Dataset items:
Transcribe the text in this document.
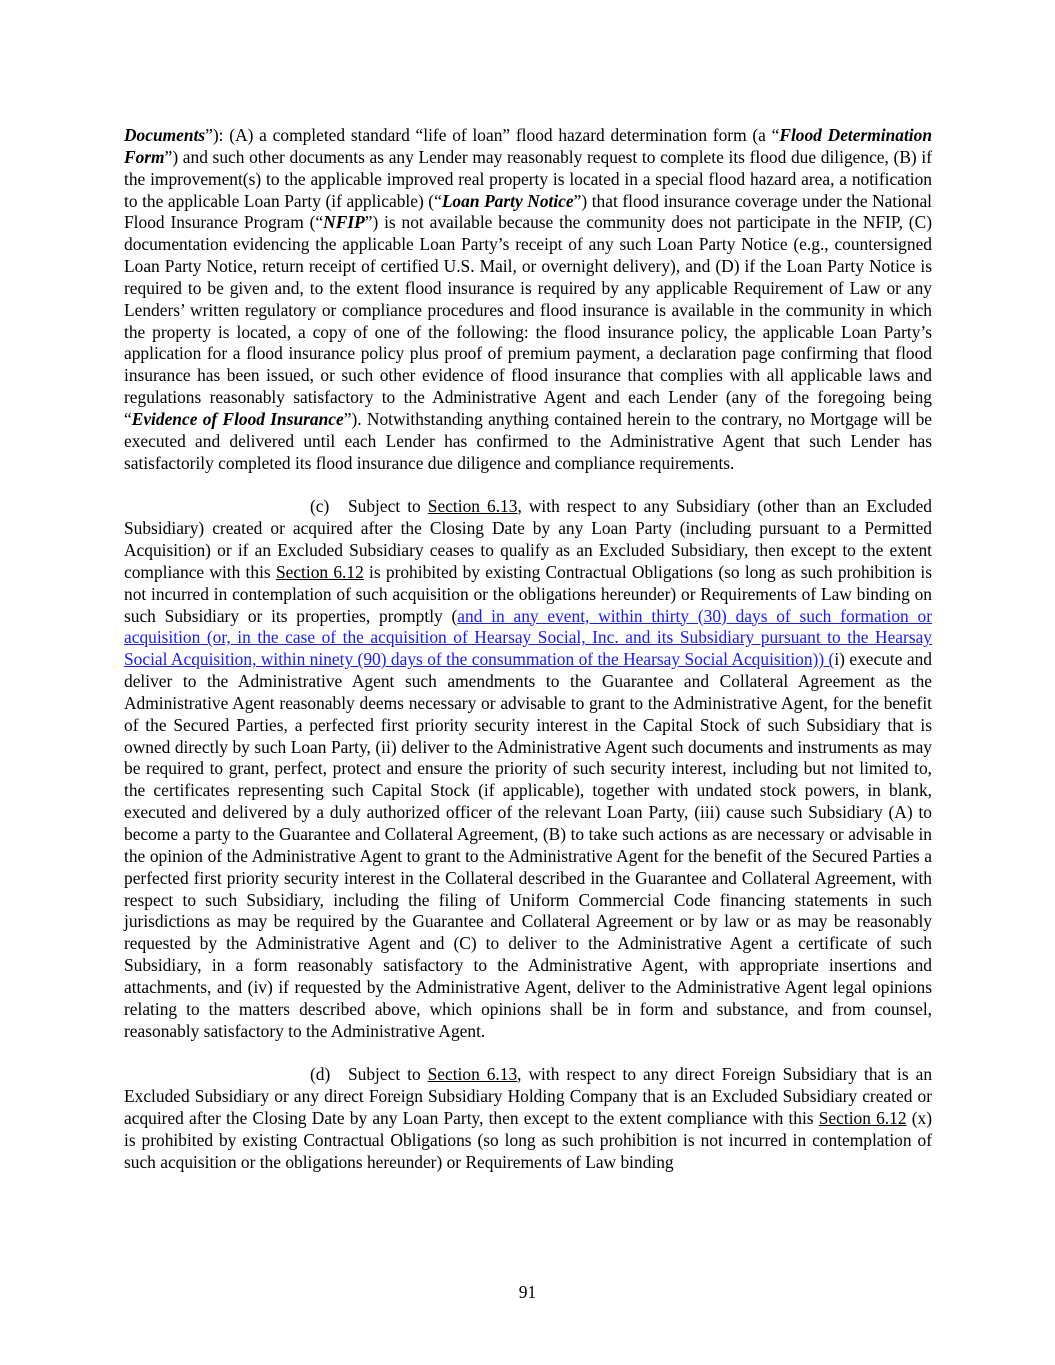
Documents”): (A) a completed standard “life of loan” flood hazard determination form (a “Flood Determination Form”) and such other documents as any Lender may reasonably request to complete its flood due diligence, (B) if the improvement(s) to the applicable improved real property is located in a special flood hazard area, a notification to the applicable Loan Party (if applicable) (“Loan Party Notice”) that flood insurance coverage under the National Flood Insurance Program (“NFIP”) is not available because the community does not participate in the NFIP, (C) documentation evidencing the applicable Loan Party’s receipt of any such Loan Party Notice (e.g., countersigned Loan Party Notice, return receipt of certified U.S. Mail, or overnight delivery), and (D) if the Loan Party Notice is required to be given and, to the extent flood insurance is required by any applicable Requirement of Law or any Lenders’ written regulatory or compliance procedures and flood insurance is available in the community in which the property is located, a copy of one of the following: the flood insurance policy, the applicable Loan Party’s application for a flood insurance policy plus proof of premium payment, a declaration page confirming that flood insurance has been issued, or such other evidence of flood insurance that complies with all applicable laws and regulations reasonably satisfactory to the Administrative Agent and each Lender (any of the foregoing being “Evidence of Flood Insurance”). Notwithstanding anything contained herein to the contrary, no Mortgage will be executed and delivered until each Lender has confirmed to the Administrative Agent that such Lender has satisfactorily completed its flood insurance due diligence and compliance requirements.

(c) Subject to Section 6.13, with respect to any Subsidiary (other than an Excluded Subsidiary) created or acquired after the Closing Date by any Loan Party (including pursuant to a Permitted Acquisition) or if an Excluded Subsidiary ceases to qualify as an Excluded Subsidiary, then except to the extent compliance with this Section 6.12 is prohibited by existing Contractual Obligations (so long as such prohibition is not incurred in contemplation of such acquisition or the obligations hereunder) or Requirements of Law binding on such Subsidiary or its properties, promptly (and in any event, within thirty (30) days of such formation or acquisition (or, in the case of the acquisition of Hearsay Social, Inc. and its Subsidiary pursuant to the Hearsay Social Acquisition, within ninety (90) days of the consummation of the Hearsay Social Acquisition)) (i) execute and deliver to the Administrative Agent such amendments to the Guarantee and Collateral Agreement as the Administrative Agent reasonably deems necessary or advisable to grant to the Administrative Agent, for the benefit of the Secured Parties, a perfected first priority security interest in the Capital Stock of such Subsidiary that is owned directly by such Loan Party, (ii) deliver to the Administrative Agent such documents and instruments as may be required to grant, perfect, protect and ensure the priority of such security interest, including but not limited to, the certificates representing such Capital Stock (if applicable), together with undated stock powers, in blank, executed and delivered by a duly authorized officer of the relevant Loan Party, (iii) cause such Subsidiary (A) to become a party to the Guarantee and Collateral Agreement, (B) to take such actions as are necessary or advisable in the opinion of the Administrative Agent to grant to the Administrative Agent for the benefit of the Secured Parties a perfected first priority security interest in the Collateral described in the Guarantee and Collateral Agreement, with respect to such Subsidiary, including the filing of Uniform Commercial Code financing statements in such jurisdictions as may be required by the Guarantee and Collateral Agreement or by law or as may be reasonably requested by the Administrative Agent and (C) to deliver to the Administrative Agent a certificate of such Subsidiary, in a form reasonably satisfactory to the Administrative Agent, with appropriate insertions and attachments, and (iv) if requested by the Administrative Agent, deliver to the Administrative Agent legal opinions relating to the matters described above, which opinions shall be in form and substance, and from counsel, reasonably satisfactory to the Administrative Agent.

(d) Subject to Section 6.13, with respect to any direct Foreign Subsidiary that is an Excluded Subsidiary or any direct Foreign Subsidiary Holding Company that is an Excluded Subsidiary created or acquired after the Closing Date by any Loan Party, then except to the extent compliance with this Section 6.12 (x) is prohibited by existing Contractual Obligations (so long as such prohibition is not incurred in contemplation of such acquisition or the obligations hereunder) or Requirements of Law binding

91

Stated task –
Copy the listing over exactly, skipping the pictures it holds.

Finished exercise –
Transcribe the text in this document.
Documents”): (A) a completed standard “life of loan” flood hazard determination form (a “Flood Determination Form”) and such other documents as any Lender may reasonably request to complete its flood due diligence, (B) if the improvement(s) to the applicable improved real property is located in a special flood hazard area, a notification to the applicable Loan Party (if applicable) (“Loan Party Notice”) that flood insurance coverage under the National Flood Insurance Program (“NFIP”) is not available because the community does not participate in the NFIP, (C) documentation evidencing the applicable Loan Party’s receipt of any such Loan Party Notice (e.g., countersigned Loan Party Notice, return receipt of certified U.S. Mail, or overnight delivery), and (D) if the Loan Party Notice is required to be given and, to the extent flood insurance is required by any applicable Requirement of Law or any Lenders’ written regulatory or compliance procedures and flood insurance is available in the community in which the property is located, a copy of one of the following: the flood insurance policy, the applicable Loan Party’s application for a flood insurance policy plus proof of premium payment, a declaration page confirming that flood insurance has been issued, or such other evidence of flood insurance that complies with all applicable laws and regulations reasonably satisfactory to the Administrative Agent and each Lender (any of the foregoing being “Evidence of Flood Insurance”). Notwithstanding anything contained herein to the contrary, no Mortgage will be executed and delivered until each Lender has confirmed to the Administrative Agent that such Lender has satisfactorily completed its flood insurance due diligence and compliance requirements.

(c) Subject to Section 6.13, with respect to any Subsidiary (other than an Excluded Subsidiary) created or acquired after the Closing Date by any Loan Party (including pursuant to a Permitted Acquisition) or if an Excluded Subsidiary ceases to qualify as an Excluded Subsidiary, then except to the extent compliance with this Section 6.12 is prohibited by existing Contractual Obligations (so long as such prohibition is not incurred in contemplation of such acquisition or the obligations hereunder) or Requirements of Law binding on such Subsidiary or its properties, promptly (and in any event, within thirty (30) days of such formation or acquisition (or, in the case of the acquisition of Hearsay Social, Inc. and its Subsidiary pursuant to the Hearsay Social Acquisition, within ninety (90) days of the consummation of the Hearsay Social Acquisition)) (i) execute and deliver to the Administrative Agent such amendments to the Guarantee and Collateral Agreement as the Administrative Agent reasonably deems necessary or advisable to grant to the Administrative Agent, for the benefit of the Secured Parties, a perfected first priority security interest in the Capital Stock of such Subsidiary that is owned directly by such Loan Party, (ii) deliver to the Administrative Agent such documents and instruments as may be required to grant, perfect, protect and ensure the priority of such security interest, including but not limited to, the certificates representing such Capital Stock (if applicable), together with undated stock powers, in blank, executed and delivered by a duly authorized officer of the relevant Loan Party, (iii) cause such Subsidiary (A) to become a party to the Guarantee and Collateral Agreement, (B) to take such actions as are necessary or advisable in the opinion of the Administrative Agent to grant to the Administrative Agent for the benefit of the Secured Parties a perfected first priority security interest in the Collateral described in the Guarantee and Collateral Agreement, with respect to such Subsidiary, including the filing of Uniform Commercial Code financing statements in such jurisdictions as may be required by the Guarantee and Collateral Agreement or by law or as may be reasonably requested by the Administrative Agent and (C) to deliver to the Administrative Agent a certificate of such Subsidiary, in a form reasonably satisfactory to the Administrative Agent, with appropriate insertions and attachments, and (iv) if requested by the Administrative Agent, deliver to the Administrative Agent legal opinions relating to the matters described above, which opinions shall be in form and substance, and from counsel, reasonably satisfactory to the Administrative Agent.

(d) Subject to Section 6.13, with respect to any direct Foreign Subsidiary that is an Excluded Subsidiary or any direct Foreign Subsidiary Holding Company that is an Excluded Subsidiary created or acquired after the Closing Date by any Loan Party, then except to the extent compliance with this Section 6.12 (x) is prohibited by existing Contractual Obligations (so long as such prohibition is not incurred in contemplation of such acquisition or the obligations hereunder) or Requirements of Law binding

91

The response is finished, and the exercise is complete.